• [読む文章]

+===+

「原作というベースがあるなかで、まさに西谷監督ならではと言える重厚な表現が物語の随所に散りばめられていて、登場人物の表情や心情がとても繊細に描かれているなと感じました。通常のミステリー作品を観終わった後に感じる、『なるほどこういうことだったんだ!』という、謎が解けた満足感だけでは収まらない、とても奥深い人間ドラマが展開されていて……。2時間にここまでの人間ドラマが詰まっていることに、感動を覚えました」
「ドラマ版から培ってこられた世界観をお二人が変わらずに持ち続けて下さったので、一緒のシーンでは自然と私も『シャーロック』の一員になれているようで嬉しかったです。私は岩田さん演じる若宮との共演シーンが一番多かったのですが、岩田さんはすごく優しくて紳士的な方だったので、緊張することもなく撮影に入ることができました。本当に温かく迎えてくださって、感謝の一言です。ディーンさん演じる獅子雄はドラマ版では自分の感情をあまり表に出さない印象が強かったのですが、今回の劇場版では感情が大きく動くシーンが描かれるところも見どころになっているように感じました」
「蓮壁家の一族自体が、物語の冒頭の登場シーンからずっと異質な感じがするというか、複雑な家庭環境が垣間見える一族の長女という役柄です。まるで蓮壁家全員が寂しさを抱えているような、そんな雰囲気が台本からも伝わってくる感じもあったので、それをしっかりと表現できたらと考えながら演じていました」
「アンテナを張って、『監督の考えていることをキャッチするぞ!』という気持ちでやっていたので、監督とお互いに信じ合ってできた役であり、作品だったのではないかと思います。監督から唯一リクエストがあったのが、蓮壁家のリビングで弟の千里(村上虹郎)と言い合いをする場面。紅の激しい感情をもっと強く千里にぶつけて欲しいという指示を監督からいただいたんですが、犬も絡んでくる場面なのでそこは大変でした。蓮壁紅は、私自身これまで演じたことのないようなとても挑戦的な役どころでしたが、監督を信じて頑張ったので、“新木優子”の新たな一面を見ていただけるのではないかと思います」
「小泉さんもこれまであまり見たことがないくらい異質な雰囲気をまとわれていた役だったのが新鮮でした。もちろん小泉さんご自身はイメージ通りの爽やかで紳士な方だったので(笑)、役柄とのギャップが素敵だなと思いました」

+===+

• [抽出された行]
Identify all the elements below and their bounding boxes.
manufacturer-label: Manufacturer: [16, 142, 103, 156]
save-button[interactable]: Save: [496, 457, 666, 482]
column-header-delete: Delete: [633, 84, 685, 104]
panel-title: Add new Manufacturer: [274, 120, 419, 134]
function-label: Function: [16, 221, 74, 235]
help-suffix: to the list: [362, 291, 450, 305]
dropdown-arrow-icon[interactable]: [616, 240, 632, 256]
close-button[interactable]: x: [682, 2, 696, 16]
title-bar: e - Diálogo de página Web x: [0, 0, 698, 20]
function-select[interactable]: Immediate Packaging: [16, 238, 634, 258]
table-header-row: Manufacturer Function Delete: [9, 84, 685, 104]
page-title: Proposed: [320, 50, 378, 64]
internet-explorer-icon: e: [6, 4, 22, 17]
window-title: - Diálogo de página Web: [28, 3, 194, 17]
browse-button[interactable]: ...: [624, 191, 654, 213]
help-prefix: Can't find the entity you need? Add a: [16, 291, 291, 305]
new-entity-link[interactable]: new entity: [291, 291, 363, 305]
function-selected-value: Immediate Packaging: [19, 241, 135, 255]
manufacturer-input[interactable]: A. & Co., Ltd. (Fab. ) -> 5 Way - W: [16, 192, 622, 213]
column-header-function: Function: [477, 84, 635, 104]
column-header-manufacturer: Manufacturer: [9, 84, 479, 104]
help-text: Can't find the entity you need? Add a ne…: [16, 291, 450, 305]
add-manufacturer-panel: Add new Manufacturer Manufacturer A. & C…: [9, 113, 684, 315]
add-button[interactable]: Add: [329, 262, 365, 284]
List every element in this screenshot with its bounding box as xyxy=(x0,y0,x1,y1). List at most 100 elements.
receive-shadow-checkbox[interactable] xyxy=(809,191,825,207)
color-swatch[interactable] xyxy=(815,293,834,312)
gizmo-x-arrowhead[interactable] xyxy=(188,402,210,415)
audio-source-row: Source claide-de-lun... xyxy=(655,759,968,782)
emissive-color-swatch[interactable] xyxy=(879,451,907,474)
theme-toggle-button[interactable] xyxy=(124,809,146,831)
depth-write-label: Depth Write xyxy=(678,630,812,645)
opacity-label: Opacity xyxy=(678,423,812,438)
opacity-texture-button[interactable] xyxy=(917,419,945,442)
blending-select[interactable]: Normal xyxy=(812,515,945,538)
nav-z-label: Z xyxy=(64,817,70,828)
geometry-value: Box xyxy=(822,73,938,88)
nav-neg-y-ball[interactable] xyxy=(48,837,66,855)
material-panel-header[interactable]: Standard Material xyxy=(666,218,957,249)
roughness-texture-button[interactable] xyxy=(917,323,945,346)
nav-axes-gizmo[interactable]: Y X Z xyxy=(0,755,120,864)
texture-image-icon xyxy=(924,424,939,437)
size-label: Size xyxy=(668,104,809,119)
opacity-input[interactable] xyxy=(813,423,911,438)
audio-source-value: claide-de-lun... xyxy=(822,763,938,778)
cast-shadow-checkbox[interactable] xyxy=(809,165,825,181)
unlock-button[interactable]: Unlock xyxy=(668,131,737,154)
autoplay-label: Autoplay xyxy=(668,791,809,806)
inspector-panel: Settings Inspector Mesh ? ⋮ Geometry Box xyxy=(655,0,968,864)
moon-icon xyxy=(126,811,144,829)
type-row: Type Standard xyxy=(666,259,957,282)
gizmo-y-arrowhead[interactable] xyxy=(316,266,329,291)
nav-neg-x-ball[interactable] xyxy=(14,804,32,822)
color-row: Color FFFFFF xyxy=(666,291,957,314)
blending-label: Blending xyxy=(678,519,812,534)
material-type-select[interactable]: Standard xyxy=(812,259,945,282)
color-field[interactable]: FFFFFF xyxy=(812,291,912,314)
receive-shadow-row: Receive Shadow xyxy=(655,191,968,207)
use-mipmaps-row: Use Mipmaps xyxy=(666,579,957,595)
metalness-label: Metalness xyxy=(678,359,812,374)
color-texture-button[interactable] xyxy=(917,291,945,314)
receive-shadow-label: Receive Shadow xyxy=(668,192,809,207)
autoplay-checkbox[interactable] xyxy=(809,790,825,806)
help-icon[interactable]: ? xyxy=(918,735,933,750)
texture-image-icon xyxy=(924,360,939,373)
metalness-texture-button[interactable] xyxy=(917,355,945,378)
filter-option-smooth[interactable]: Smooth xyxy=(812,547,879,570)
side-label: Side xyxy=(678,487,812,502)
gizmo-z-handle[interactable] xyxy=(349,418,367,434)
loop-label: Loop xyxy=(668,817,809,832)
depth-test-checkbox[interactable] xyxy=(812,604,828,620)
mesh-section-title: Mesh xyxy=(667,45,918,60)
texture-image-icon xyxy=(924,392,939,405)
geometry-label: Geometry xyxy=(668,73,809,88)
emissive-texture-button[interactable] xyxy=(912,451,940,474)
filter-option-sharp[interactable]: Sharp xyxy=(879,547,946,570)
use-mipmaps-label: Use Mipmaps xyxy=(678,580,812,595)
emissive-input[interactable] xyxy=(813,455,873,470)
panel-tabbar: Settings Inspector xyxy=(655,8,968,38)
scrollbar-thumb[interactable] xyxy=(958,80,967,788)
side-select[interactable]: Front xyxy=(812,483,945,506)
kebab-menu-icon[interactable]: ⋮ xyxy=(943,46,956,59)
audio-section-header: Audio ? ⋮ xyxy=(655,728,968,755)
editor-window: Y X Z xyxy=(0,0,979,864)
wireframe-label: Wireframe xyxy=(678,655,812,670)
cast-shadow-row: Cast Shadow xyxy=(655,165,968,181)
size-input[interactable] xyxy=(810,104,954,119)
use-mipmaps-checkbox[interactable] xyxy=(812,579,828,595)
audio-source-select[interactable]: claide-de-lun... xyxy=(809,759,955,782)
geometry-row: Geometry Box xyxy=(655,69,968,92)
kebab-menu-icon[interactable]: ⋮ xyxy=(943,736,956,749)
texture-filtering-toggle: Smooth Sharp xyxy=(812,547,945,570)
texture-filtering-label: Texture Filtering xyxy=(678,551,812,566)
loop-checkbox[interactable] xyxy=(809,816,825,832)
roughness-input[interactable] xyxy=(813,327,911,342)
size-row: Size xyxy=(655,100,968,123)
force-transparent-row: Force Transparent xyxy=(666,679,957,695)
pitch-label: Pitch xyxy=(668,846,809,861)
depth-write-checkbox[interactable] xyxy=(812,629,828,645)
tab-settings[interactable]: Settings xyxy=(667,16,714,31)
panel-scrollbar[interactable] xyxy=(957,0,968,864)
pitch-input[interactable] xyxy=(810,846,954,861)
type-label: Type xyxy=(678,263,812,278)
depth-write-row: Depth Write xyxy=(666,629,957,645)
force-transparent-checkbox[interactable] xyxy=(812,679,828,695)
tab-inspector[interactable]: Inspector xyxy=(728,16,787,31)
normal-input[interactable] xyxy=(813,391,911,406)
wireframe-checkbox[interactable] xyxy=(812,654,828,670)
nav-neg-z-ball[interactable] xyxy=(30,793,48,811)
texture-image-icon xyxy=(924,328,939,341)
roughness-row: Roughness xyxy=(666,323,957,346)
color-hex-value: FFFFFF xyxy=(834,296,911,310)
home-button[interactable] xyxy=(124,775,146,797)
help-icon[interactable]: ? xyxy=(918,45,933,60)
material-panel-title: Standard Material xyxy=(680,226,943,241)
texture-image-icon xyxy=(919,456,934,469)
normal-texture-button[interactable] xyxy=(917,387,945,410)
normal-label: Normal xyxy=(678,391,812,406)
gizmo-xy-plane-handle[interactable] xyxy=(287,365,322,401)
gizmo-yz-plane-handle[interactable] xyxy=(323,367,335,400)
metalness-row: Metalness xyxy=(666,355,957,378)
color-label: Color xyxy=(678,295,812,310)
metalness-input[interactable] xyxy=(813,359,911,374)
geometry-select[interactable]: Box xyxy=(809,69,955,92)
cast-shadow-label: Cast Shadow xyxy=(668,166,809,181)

+===+

• [取り組む課題] 劇場版『シャーロック』の撮影を語った談話の文章を、最後の段落の続きから書き進めてください。

• [最終回答]
「きっと、誰かに愛されてるなって感じられた時が、人として一番幸せなのかなと思います。そうすることで、自分もまた他の誰かを愛せると思うから。逆に愛情が枯渇していると、どうしても人に対しても優しくできなかったり、素直になれなかったりすると思うんです。そういった意味では、自分が本当に愛してもらいたい人から愛してもらえるのが一番ですが、もしそれが叶わなかったとしても、誰かの愛情があれば、その人は救われると思うんです」
「私自身が西谷監督のファンでもありますので、監督の作り出した上質なミステリーを純粋に楽しんでいただきたいという気持ちもありつつ、とはいえ、本当に一筋縄ではいかないミステリーでもあるといいますか。誰が犯人なのか、といった単なる事件解決だけでは、決して語れない映画になっています。事件を解決するのは正義かもしれないけど、解決することだけが全てじゃない。果たしてこの物語をどうやって解決するのがベストだったのか――。きっとそれも観る人によって変わってくる物語だなと思うので。『あなたが思うベスト解決方法って何ですか?』と、逆にこちらから問いたくなるような、捉え方によって物語から受ける印象がガラッと変わってくるような、そんな映画になっていると思います。西谷監督が作り上げた一つの結末に、みんなが一丸となって向かっていったことで、深い人間ストーリーが生まれているので、登場人物ひとりひとりの気持ちを感じ取りながら、観ていただけたら嬉しいです」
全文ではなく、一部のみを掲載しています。